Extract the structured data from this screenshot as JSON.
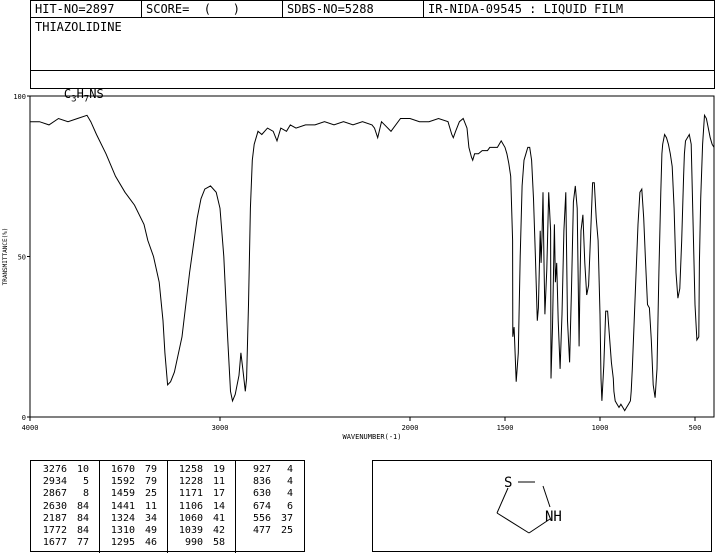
{
  "header": {
    "hit_no": "HIT-NO=2897",
    "score": "SCORE=  (   )",
    "sdbs_no": "SDBS-NO=5288",
    "ir_info": "IR-NIDA-09545 : LIQUID FILM"
  },
  "compound": {
    "name": "THIAZOLIDINE",
    "formula_parts": [
      "C",
      "3",
      "H",
      "7",
      "NS"
    ]
  },
  "chart_data": {
    "type": "line",
    "xlabel": "WAVENUMBER(-1)",
    "ylabel": "TRANSMITTANCE(%)",
    "xlim": [
      4000,
      400
    ],
    "ylim": [
      0,
      100
    ],
    "xticks": [
      4000,
      3000,
      2000,
      1500,
      1000,
      500
    ],
    "xtick_labels": [
      "4000",
      "3000",
      "2000",
      "1500",
      "1000",
      "500"
    ],
    "yticks": [
      0,
      50,
      100
    ],
    "ytick_labels": [
      "0",
      "50",
      "100"
    ],
    "series": [
      {
        "x": [
          4000,
          3950,
          3900,
          3850,
          3800,
          3750,
          3700,
          3680,
          3650,
          3600,
          3550,
          3500,
          3450,
          3400,
          3380,
          3350,
          3320,
          3300,
          3290,
          3276,
          3260,
          3240,
          3200,
          3160,
          3120,
          3100,
          3080,
          3050,
          3020,
          3000,
          2980,
          2960,
          2945,
          2934,
          2920,
          2900,
          2890,
          2880,
          2867,
          2860,
          2850,
          2840,
          2830,
          2820,
          2800,
          2780,
          2750,
          2720,
          2700,
          2680,
          2650,
          2630,
          2600,
          2550,
          2500,
          2450,
          2400,
          2350,
          2300,
          2250,
          2200,
          2187,
          2170,
          2150,
          2100,
          2050,
          2000,
          1950,
          1900,
          1850,
          1800,
          1790,
          1780,
          1772,
          1760,
          1740,
          1720,
          1700,
          1690,
          1677,
          1670,
          1660,
          1640,
          1620,
          1600,
          1592,
          1580,
          1560,
          1540,
          1520,
          1500,
          1490,
          1480,
          1470,
          1460,
          1459,
          1452,
          1441,
          1430,
          1420,
          1410,
          1400,
          1390,
          1380,
          1370,
          1360,
          1350,
          1340,
          1330,
          1324,
          1315,
          1310,
          1305,
          1300,
          1295,
          1290,
          1280,
          1270,
          1260,
          1258,
          1250,
          1240,
          1235,
          1228,
          1220,
          1210,
          1200,
          1190,
          1180,
          1171,
          1160,
          1150,
          1140,
          1130,
          1120,
          1110,
          1106,
          1100,
          1090,
          1080,
          1070,
          1060,
          1050,
          1039,
          1030,
          1020,
          1010,
          1000,
          995,
          990,
          980,
          970,
          960,
          950,
          940,
          930,
          927,
          920,
          910,
          900,
          890,
          880,
          870,
          860,
          850,
          840,
          836,
          830,
          820,
          810,
          800,
          790,
          780,
          770,
          760,
          750,
          740,
          730,
          720,
          710,
          700,
          690,
          680,
          674,
          670,
          660,
          650,
          640,
          630,
          620,
          610,
          600,
          590,
          580,
          570,
          560,
          556,
          550,
          540,
          530,
          520,
          510,
          500,
          490,
          480,
          477,
          470,
          460,
          450,
          440,
          430,
          420,
          410,
          400
        ],
        "y": [
          92,
          92,
          91,
          93,
          92,
          93,
          94,
          92,
          88,
          82,
          75,
          70,
          66,
          60,
          55,
          50,
          42,
          30,
          20,
          10,
          11,
          14,
          25,
          45,
          62,
          68,
          71,
          72,
          70,
          65,
          50,
          25,
          8,
          5,
          7,
          13,
          20,
          15,
          8,
          12,
          35,
          65,
          80,
          85,
          89,
          88,
          90,
          89,
          86,
          90,
          89,
          91,
          90,
          91,
          91,
          92,
          91,
          92,
          91,
          92,
          91,
          90,
          87,
          92,
          89,
          93,
          93,
          92,
          92,
          93,
          92,
          90,
          88,
          87,
          89,
          92,
          93,
          90,
          84,
          81,
          80,
          82,
          82,
          83,
          83,
          83,
          84,
          84,
          84,
          86,
          84,
          82,
          79,
          75,
          55,
          25,
          28,
          11,
          20,
          50,
          72,
          80,
          82,
          84,
          84,
          80,
          68,
          50,
          30,
          34,
          58,
          48,
          56,
          70,
          48,
          32,
          46,
          70,
          58,
          12,
          28,
          60,
          42,
          48,
          30,
          15,
          32,
          58,
          70,
          30,
          17,
          40,
          67,
          72,
          65,
          22,
          41,
          58,
          63,
          48,
          38,
          41,
          56,
          73,
          73,
          62,
          55,
          32,
          12,
          5,
          16,
          33,
          33,
          25,
          17,
          12,
          8,
          5,
          4,
          3,
          4,
          3,
          2,
          3,
          4,
          5,
          8,
          15,
          30,
          45,
          60,
          70,
          71,
          62,
          48,
          35,
          34,
          24,
          10,
          6,
          15,
          45,
          70,
          82,
          85,
          88,
          87,
          85,
          82,
          78,
          65,
          45,
          37,
          40,
          55,
          75,
          82,
          86,
          87,
          88,
          85,
          60,
          35,
          24,
          25,
          48,
          68,
          85,
          94,
          93,
          90,
          87,
          85,
          84
        ]
      }
    ]
  },
  "peak_table": [
    [
      [
        "3276",
        "10"
      ],
      [
        "2934",
        "5"
      ],
      [
        "2867",
        "8"
      ],
      [
        "2630",
        "84"
      ],
      [
        "2187",
        "84"
      ],
      [
        "1772",
        "84"
      ],
      [
        "1677",
        "77"
      ]
    ],
    [
      [
        "1670",
        "79"
      ],
      [
        "1592",
        "79"
      ],
      [
        "1459",
        "25"
      ],
      [
        "1441",
        "11"
      ],
      [
        "1324",
        "34"
      ],
      [
        "1310",
        "49"
      ],
      [
        "1295",
        "46"
      ]
    ],
    [
      [
        "1258",
        "19"
      ],
      [
        "1228",
        "11"
      ],
      [
        "1171",
        "17"
      ],
      [
        "1106",
        "14"
      ],
      [
        "1060",
        "41"
      ],
      [
        "1039",
        "42"
      ],
      [
        "990",
        "58"
      ]
    ],
    [
      [
        "927",
        "4"
      ],
      [
        "836",
        "4"
      ],
      [
        "630",
        "4"
      ],
      [
        "674",
        "6"
      ],
      [
        "556",
        "37"
      ],
      [
        "477",
        "25"
      ]
    ]
  ],
  "structure": {
    "atom_s": "S",
    "atom_nh": "NH"
  }
}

WHAT IS NEEDED
Leave out the pictures and print every line of the data exactly.

EXERCISE RESULT
Extract the structured data from this screenshot as JSON.
{
  "header": {
    "hit_no": "HIT-NO=2897",
    "score": "SCORE=  (   )",
    "sdbs_no": "SDBS-NO=5288",
    "ir_info": "IR-NIDA-09545 : LIQUID FILM"
  },
  "compound": {
    "name": "THIAZOLIDINE",
    "formula_parts": [
      "C",
      "3",
      "H",
      "7",
      "NS"
    ]
  },
  "chart_data": {
    "type": "line",
    "xlabel": "WAVENUMBER(-1)",
    "ylabel": "TRANSMITTANCE(%)",
    "xlim": [
      4000,
      400
    ],
    "ylim": [
      0,
      100
    ],
    "xticks": [
      4000,
      3000,
      2000,
      1500,
      1000,
      500
    ],
    "xtick_labels": [
      "4000",
      "3000",
      "2000",
      "1500",
      "1000",
      "500"
    ],
    "yticks": [
      0,
      50,
      100
    ],
    "ytick_labels": [
      "0",
      "50",
      "100"
    ],
    "series": [
      {
        "x": [
          4000,
          3950,
          3900,
          3850,
          3800,
          3750,
          3700,
          3680,
          3650,
          3600,
          3550,
          3500,
          3450,
          3400,
          3380,
          3350,
          3320,
          3300,
          3290,
          3276,
          3260,
          3240,
          3200,
          3160,
          3120,
          3100,
          3080,
          3050,
          3020,
          3000,
          2980,
          2960,
          2945,
          2934,
          2920,
          2900,
          2890,
          2880,
          2867,
          2860,
          2850,
          2840,
          2830,
          2820,
          2800,
          2780,
          2750,
          2720,
          2700,
          2680,
          2650,
          2630,
          2600,
          2550,
          2500,
          2450,
          2400,
          2350,
          2300,
          2250,
          2200,
          2187,
          2170,
          2150,
          2100,
          2050,
          2000,
          1950,
          1900,
          1850,
          1800,
          1790,
          1780,
          1772,
          1760,
          1740,
          1720,
          1700,
          1690,
          1677,
          1670,
          1660,
          1640,
          1620,
          1600,
          1592,
          1580,
          1560,
          1540,
          1520,
          1500,
          1490,
          1480,
          1470,
          1460,
          1459,
          1452,
          1441,
          1430,
          1420,
          1410,
          1400,
          1390,
          1380,
          1370,
          1360,
          1350,
          1340,
          1330,
          1324,
          1315,
          1310,
          1305,
          1300,
          1295,
          1290,
          1280,
          1270,
          1260,
          1258,
          1250,
          1240,
          1235,
          1228,
          1220,
          1210,
          1200,
          1190,
          1180,
          1171,
          1160,
          1150,
          1140,
          1130,
          1120,
          1110,
          1106,
          1100,
          1090,
          1080,
          1070,
          1060,
          1050,
          1039,
          1030,
          1020,
          1010,
          1000,
          995,
          990,
          980,
          970,
          960,
          950,
          940,
          930,
          927,
          920,
          910,
          900,
          890,
          880,
          870,
          860,
          850,
          840,
          836,
          830,
          820,
          810,
          800,
          790,
          780,
          770,
          760,
          750,
          740,
          730,
          720,
          710,
          700,
          690,
          680,
          674,
          670,
          660,
          650,
          640,
          630,
          620,
          610,
          600,
          590,
          580,
          570,
          560,
          556,
          550,
          540,
          530,
          520,
          510,
          500,
          490,
          480,
          477,
          470,
          460,
          450,
          440,
          430,
          420,
          410,
          400
        ],
        "y": [
          92,
          92,
          91,
          93,
          92,
          93,
          94,
          92,
          88,
          82,
          75,
          70,
          66,
          60,
          55,
          50,
          42,
          30,
          20,
          10,
          11,
          14,
          25,
          45,
          62,
          68,
          71,
          72,
          70,
          65,
          50,
          25,
          8,
          5,
          7,
          13,
          20,
          15,
          8,
          12,
          35,
          65,
          80,
          85,
          89,
          88,
          90,
          89,
          86,
          90,
          89,
          91,
          90,
          91,
          91,
          92,
          91,
          92,
          91,
          92,
          91,
          90,
          87,
          92,
          89,
          93,
          93,
          92,
          92,
          93,
          92,
          90,
          88,
          87,
          89,
          92,
          93,
          90,
          84,
          81,
          80,
          82,
          82,
          83,
          83,
          83,
          84,
          84,
          84,
          86,
          84,
          82,
          79,
          75,
          55,
          25,
          28,
          11,
          20,
          50,
          72,
          80,
          82,
          84,
          84,
          80,
          68,
          50,
          30,
          34,
          58,
          48,
          56,
          70,
          48,
          32,
          46,
          70,
          58,
          12,
          28,
          60,
          42,
          48,
          30,
          15,
          32,
          58,
          70,
          30,
          17,
          40,
          67,
          72,
          65,
          22,
          41,
          58,
          63,
          48,
          38,
          41,
          56,
          73,
          73,
          62,
          55,
          32,
          12,
          5,
          16,
          33,
          33,
          25,
          17,
          12,
          8,
          5,
          4,
          3,
          4,
          3,
          2,
          3,
          4,
          5,
          8,
          15,
          30,
          45,
          60,
          70,
          71,
          62,
          48,
          35,
          34,
          24,
          10,
          6,
          15,
          45,
          70,
          82,
          85,
          88,
          87,
          85,
          82,
          78,
          65,
          45,
          37,
          40,
          55,
          75,
          82,
          86,
          87,
          88,
          85,
          60,
          35,
          24,
          25,
          48,
          68,
          85,
          94,
          93,
          90,
          87,
          85,
          84
        ]
      }
    ]
  },
  "peak_table": [
    [
      [
        "3276",
        "10"
      ],
      [
        "2934",
        "5"
      ],
      [
        "2867",
        "8"
      ],
      [
        "2630",
        "84"
      ],
      [
        "2187",
        "84"
      ],
      [
        "1772",
        "84"
      ],
      [
        "1677",
        "77"
      ]
    ],
    [
      [
        "1670",
        "79"
      ],
      [
        "1592",
        "79"
      ],
      [
        "1459",
        "25"
      ],
      [
        "1441",
        "11"
      ],
      [
        "1324",
        "34"
      ],
      [
        "1310",
        "49"
      ],
      [
        "1295",
        "46"
      ]
    ],
    [
      [
        "1258",
        "19"
      ],
      [
        "1228",
        "11"
      ],
      [
        "1171",
        "17"
      ],
      [
        "1106",
        "14"
      ],
      [
        "1060",
        "41"
      ],
      [
        "1039",
        "42"
      ],
      [
        "990",
        "58"
      ]
    ],
    [
      [
        "927",
        "4"
      ],
      [
        "836",
        "4"
      ],
      [
        "630",
        "4"
      ],
      [
        "674",
        "6"
      ],
      [
        "556",
        "37"
      ],
      [
        "477",
        "25"
      ]
    ]
  ],
  "structure": {
    "atom_s": "S",
    "atom_nh": "NH"
  }
}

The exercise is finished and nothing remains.